> [Problem]
Transcribe, word for word, the line containing "Give me a plain-text" and each line following it through the end of the listing below. Omit all other lines.

Records contained in a dataset:
=-=-=
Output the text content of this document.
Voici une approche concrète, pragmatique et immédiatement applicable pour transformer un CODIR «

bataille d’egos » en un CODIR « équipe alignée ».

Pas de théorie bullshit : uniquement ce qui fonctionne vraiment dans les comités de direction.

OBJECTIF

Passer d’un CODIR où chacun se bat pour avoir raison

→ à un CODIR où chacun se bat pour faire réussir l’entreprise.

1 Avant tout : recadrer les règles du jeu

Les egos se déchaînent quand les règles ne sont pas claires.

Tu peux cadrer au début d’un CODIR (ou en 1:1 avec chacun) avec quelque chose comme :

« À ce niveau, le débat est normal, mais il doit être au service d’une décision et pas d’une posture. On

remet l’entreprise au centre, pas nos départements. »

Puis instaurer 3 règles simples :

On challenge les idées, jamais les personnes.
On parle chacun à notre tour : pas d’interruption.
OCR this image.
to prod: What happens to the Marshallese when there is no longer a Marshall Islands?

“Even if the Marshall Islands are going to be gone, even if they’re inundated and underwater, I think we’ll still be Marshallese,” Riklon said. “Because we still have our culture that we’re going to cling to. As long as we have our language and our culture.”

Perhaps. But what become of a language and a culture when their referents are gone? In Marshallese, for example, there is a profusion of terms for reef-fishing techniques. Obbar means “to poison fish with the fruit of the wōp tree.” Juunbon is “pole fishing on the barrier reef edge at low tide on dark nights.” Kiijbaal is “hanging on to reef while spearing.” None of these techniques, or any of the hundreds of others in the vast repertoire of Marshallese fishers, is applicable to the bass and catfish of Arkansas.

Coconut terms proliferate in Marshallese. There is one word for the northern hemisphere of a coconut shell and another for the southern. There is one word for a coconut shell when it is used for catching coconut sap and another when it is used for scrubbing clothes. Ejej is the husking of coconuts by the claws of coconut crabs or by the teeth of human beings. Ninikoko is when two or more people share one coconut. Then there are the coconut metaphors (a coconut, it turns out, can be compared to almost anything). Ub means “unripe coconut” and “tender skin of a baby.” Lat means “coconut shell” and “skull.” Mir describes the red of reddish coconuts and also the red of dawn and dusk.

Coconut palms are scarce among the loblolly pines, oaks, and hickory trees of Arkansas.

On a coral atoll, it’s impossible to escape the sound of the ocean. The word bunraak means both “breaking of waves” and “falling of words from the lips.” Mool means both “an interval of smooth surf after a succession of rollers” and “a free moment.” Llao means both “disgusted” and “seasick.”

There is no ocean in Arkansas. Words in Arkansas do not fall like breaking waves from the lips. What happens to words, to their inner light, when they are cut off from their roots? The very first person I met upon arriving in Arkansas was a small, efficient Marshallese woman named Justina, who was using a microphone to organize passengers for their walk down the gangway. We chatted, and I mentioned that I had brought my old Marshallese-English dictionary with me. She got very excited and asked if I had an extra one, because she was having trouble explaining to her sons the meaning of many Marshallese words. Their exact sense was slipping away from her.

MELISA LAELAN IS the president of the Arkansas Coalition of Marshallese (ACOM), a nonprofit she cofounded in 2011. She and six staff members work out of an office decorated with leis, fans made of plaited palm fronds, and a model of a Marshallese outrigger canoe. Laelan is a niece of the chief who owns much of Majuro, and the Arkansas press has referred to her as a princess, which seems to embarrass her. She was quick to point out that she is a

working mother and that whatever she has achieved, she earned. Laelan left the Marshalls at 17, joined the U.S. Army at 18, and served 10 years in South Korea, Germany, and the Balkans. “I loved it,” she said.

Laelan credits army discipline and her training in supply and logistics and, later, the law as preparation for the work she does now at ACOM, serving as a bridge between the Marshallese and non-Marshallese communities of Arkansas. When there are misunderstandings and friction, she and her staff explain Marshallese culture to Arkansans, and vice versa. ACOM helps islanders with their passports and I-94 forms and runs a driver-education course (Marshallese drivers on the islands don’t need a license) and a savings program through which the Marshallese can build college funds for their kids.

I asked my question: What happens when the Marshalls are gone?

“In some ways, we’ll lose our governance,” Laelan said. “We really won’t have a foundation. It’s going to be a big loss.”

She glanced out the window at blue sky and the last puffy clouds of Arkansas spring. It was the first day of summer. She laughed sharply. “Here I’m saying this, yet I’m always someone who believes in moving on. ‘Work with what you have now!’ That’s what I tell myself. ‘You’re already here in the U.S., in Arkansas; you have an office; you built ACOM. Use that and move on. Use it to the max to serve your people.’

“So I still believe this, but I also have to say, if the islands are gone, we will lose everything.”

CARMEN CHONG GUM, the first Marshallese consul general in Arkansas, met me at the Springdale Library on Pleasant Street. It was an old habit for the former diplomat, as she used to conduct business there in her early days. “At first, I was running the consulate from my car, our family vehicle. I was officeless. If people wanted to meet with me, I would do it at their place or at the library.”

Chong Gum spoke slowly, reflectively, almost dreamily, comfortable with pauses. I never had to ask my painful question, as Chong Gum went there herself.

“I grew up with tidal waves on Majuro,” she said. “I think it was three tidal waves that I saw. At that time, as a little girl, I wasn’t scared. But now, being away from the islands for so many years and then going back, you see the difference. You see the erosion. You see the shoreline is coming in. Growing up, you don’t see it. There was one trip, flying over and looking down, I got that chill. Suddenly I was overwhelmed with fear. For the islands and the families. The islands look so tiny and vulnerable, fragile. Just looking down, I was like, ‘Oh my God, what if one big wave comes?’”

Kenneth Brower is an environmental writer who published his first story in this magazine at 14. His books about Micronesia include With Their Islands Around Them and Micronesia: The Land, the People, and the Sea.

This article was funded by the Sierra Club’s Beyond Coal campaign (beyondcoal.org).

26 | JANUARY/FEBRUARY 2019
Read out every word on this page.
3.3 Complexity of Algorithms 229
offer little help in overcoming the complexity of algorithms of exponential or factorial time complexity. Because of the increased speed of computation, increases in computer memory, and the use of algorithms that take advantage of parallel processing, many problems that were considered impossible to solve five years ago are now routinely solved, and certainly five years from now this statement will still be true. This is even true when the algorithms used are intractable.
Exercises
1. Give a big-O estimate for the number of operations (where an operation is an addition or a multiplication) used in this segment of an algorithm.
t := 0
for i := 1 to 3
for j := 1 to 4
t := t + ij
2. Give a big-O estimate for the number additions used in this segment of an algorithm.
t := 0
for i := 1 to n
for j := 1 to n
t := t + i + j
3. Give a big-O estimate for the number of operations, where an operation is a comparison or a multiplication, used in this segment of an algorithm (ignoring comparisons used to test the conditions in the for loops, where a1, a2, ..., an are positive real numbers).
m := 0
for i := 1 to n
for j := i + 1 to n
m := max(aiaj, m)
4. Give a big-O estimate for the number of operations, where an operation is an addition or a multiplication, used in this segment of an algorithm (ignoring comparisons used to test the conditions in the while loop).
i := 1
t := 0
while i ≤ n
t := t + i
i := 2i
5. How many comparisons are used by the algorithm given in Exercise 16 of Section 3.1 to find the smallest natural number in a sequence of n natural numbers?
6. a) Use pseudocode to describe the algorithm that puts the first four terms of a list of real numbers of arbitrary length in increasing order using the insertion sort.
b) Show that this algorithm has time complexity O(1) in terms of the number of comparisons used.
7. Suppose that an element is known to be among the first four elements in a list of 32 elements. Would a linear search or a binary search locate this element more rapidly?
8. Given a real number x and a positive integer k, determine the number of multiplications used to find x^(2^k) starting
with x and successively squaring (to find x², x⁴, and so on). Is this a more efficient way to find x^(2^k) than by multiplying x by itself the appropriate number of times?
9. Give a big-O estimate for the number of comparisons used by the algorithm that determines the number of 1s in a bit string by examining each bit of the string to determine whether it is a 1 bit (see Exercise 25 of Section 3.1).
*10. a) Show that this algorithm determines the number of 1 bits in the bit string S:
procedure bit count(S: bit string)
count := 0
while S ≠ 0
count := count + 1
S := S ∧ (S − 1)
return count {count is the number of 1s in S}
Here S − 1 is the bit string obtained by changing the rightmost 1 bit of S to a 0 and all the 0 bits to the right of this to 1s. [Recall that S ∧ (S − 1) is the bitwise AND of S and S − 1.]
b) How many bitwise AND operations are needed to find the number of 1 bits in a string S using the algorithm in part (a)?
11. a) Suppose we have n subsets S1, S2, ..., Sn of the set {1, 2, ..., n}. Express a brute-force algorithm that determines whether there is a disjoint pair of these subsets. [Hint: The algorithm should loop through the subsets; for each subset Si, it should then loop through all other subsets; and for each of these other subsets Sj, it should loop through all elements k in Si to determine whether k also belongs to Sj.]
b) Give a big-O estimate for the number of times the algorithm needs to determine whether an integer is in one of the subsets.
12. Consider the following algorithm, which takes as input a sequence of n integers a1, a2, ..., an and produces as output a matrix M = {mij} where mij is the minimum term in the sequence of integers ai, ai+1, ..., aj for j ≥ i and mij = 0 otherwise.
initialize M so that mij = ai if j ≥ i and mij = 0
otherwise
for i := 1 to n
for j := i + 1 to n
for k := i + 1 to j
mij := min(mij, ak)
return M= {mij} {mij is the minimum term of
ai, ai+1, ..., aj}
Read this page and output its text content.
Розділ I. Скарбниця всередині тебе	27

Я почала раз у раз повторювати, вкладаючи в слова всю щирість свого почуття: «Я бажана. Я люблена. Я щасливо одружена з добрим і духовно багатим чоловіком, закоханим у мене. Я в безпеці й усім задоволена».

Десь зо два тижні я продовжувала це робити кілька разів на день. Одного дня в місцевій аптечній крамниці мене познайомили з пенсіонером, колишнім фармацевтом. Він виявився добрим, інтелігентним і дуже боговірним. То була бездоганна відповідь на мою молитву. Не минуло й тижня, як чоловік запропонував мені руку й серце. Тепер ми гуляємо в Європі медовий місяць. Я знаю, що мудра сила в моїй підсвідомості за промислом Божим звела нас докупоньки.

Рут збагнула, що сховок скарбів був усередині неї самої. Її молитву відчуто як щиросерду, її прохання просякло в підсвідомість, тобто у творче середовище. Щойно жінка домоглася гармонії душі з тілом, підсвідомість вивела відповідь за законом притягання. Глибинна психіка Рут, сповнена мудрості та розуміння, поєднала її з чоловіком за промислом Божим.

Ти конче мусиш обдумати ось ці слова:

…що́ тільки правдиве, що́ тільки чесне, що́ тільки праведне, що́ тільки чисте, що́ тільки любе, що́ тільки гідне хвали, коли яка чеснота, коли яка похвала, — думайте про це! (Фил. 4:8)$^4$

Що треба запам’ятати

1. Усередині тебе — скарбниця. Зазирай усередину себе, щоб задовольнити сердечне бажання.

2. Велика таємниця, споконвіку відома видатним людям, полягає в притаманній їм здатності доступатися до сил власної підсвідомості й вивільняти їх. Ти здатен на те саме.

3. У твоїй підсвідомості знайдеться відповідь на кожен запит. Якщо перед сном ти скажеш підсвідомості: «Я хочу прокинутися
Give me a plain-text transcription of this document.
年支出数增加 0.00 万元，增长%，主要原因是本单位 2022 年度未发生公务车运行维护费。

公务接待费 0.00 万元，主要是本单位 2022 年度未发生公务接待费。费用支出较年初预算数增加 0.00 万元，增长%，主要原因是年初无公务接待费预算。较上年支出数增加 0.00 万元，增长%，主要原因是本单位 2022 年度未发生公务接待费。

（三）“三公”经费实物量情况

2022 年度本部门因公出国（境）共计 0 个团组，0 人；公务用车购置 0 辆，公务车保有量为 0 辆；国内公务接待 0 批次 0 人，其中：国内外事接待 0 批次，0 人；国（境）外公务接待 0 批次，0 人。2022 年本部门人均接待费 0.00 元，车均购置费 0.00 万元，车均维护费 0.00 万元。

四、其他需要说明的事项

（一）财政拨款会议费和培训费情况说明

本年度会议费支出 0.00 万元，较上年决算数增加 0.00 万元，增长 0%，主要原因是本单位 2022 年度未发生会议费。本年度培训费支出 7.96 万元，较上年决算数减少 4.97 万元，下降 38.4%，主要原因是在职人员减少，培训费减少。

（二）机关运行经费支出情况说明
=-=-=
> [Finished exercise]
Give me a plain-text transcription of this document.
年支出数增加 0.00 万元，增长%，主要原因是本单位 2022 年度未发生公务车运行维护费。

公务接待费 0.00 万元，主要是本单位 2022 年度未发生公务接待费。费用支出较年初预算数增加 0.00 万元，增长%，主要原因是年初无公务接待费预算。较上年支出数增加 0.00 万元，增长%，主要原因是本单位 2022 年度未发生公务接待费。

（三）“三公”经费实物量情况

2022 年度本部门因公出国（境）共计 0 个团组，0 人；公务用车购置 0 辆，公务车保有量为 0 辆；国内公务接待 0 批次 0 人，其中：国内外事接待 0 批次，0 人；国（境）外公务接待 0 批次，0 人。2022 年本部门人均接待费 0.00 元，车均购置费 0.00 万元，车均维护费 0.00 万元。

四、其他需要说明的事项

（一）财政拨款会议费和培训费情况说明

本年度会议费支出 0.00 万元，较上年决算数增加 0.00 万元，增长 0%，主要原因是本单位 2022 年度未发生会议费。本年度培训费支出 7.96 万元，较上年决算数减少 4.97 万元，下降 38.4%，主要原因是在职人员减少，培训费减少。

（二）机关运行经费支出情况说明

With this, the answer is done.